Return the exact lines spanning from the line with "Give me a plain-text" through the last line of the entries, boundaries included, and no others.

══ PROVIDED MATERIAL

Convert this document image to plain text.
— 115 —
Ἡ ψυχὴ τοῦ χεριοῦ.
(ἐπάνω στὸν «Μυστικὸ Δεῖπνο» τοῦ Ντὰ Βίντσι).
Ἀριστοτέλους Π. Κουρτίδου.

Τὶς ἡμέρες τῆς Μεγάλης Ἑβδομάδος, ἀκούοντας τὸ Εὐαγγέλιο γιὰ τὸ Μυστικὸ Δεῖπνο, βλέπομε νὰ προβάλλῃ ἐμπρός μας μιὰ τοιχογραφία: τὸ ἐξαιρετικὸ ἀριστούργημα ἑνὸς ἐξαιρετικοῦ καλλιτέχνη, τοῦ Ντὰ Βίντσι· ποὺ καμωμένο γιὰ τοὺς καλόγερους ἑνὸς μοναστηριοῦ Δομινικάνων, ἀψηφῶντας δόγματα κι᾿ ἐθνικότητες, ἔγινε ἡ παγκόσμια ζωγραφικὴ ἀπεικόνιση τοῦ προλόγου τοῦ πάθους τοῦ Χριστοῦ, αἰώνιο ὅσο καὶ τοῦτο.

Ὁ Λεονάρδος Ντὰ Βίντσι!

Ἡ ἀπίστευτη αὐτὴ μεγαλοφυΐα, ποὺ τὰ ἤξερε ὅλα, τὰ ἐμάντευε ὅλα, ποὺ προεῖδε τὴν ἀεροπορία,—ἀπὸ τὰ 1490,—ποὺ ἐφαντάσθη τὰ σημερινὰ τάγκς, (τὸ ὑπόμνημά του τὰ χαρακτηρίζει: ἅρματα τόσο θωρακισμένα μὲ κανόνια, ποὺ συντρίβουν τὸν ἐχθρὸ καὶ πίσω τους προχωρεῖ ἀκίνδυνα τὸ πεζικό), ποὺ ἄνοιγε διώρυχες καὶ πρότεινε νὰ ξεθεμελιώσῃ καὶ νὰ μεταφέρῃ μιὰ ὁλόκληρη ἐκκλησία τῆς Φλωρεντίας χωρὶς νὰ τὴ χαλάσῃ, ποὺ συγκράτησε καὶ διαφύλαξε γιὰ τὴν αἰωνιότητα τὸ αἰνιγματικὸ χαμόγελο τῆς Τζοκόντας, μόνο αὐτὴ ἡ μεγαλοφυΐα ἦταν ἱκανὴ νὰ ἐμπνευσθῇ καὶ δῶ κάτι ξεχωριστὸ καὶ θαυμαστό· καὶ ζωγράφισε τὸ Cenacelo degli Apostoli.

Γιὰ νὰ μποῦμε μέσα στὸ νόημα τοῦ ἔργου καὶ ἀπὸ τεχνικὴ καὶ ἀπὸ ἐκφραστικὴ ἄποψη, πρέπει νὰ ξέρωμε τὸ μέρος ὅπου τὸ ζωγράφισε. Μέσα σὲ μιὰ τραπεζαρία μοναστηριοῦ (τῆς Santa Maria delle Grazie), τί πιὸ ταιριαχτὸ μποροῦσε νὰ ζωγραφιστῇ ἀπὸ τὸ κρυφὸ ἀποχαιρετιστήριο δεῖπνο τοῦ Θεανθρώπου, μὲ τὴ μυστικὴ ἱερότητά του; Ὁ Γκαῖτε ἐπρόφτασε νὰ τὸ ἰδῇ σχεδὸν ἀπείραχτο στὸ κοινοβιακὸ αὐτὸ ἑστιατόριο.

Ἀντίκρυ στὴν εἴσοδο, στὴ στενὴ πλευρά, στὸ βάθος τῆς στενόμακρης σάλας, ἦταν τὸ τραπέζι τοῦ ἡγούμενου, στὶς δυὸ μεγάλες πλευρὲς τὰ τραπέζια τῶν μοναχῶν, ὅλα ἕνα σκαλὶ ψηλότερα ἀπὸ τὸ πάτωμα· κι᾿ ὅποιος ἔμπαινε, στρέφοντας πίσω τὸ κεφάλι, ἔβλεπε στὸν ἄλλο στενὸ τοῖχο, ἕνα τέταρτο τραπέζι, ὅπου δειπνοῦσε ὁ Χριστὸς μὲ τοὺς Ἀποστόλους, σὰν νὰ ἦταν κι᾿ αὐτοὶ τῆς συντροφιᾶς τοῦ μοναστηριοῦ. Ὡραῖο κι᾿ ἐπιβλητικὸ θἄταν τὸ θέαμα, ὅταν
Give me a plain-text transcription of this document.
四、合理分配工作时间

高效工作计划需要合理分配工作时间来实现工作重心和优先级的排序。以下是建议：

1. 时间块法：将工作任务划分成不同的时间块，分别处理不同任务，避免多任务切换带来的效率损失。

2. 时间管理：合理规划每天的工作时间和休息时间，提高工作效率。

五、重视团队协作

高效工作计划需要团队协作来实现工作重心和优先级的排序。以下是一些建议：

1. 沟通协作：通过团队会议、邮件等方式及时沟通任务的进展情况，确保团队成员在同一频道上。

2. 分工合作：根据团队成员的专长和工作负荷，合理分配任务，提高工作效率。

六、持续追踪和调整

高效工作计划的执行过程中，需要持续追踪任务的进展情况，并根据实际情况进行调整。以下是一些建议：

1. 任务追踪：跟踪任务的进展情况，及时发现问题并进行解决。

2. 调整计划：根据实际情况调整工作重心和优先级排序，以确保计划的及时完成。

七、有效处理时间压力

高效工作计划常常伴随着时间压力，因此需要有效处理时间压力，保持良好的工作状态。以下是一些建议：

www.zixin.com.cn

════

● **SOLUTION BELOW**
Give me a plain-text transcription of this document.
四、合理分配工作时间

高效工作计划需要合理分配工作时间来实现工作重心和优先级的排序。以下是建议：

1. 时间块法：将工作任务划分成不同的时间块，分别处理不同任务，避免多任务切换带来的效率损失。

2. 时间管理：合理规划每天的工作时间和休息时间，提高工作效率。

五、重视团队协作

高效工作计划需要团队协作来实现工作重心和优先级的排序。以下是一些建议：

1. 沟通协作：通过团队会议、邮件等方式及时沟通任务的进展情况，确保团队成员在同一频道上。

2. 分工合作：根据团队成员的专长和工作负荷，合理分配任务，提高工作效率。

六、持续追踪和调整

高效工作计划的执行过程中，需要持续追踪任务的进展情况，并根据实际情况进行调整。以下是一些建议：

1. 任务追踪：跟踪任务的进展情况，及时发现问题并进行解决。

2. 调整计划：根据实际情况调整工作重心和优先级排序，以确保计划的及时完成。

七、有效处理时间压力

高效工作计划常常伴随着时间压力，因此需要有效处理时间压力，保持良好的工作状态。以下是一些建议：

www.zixin.com.cn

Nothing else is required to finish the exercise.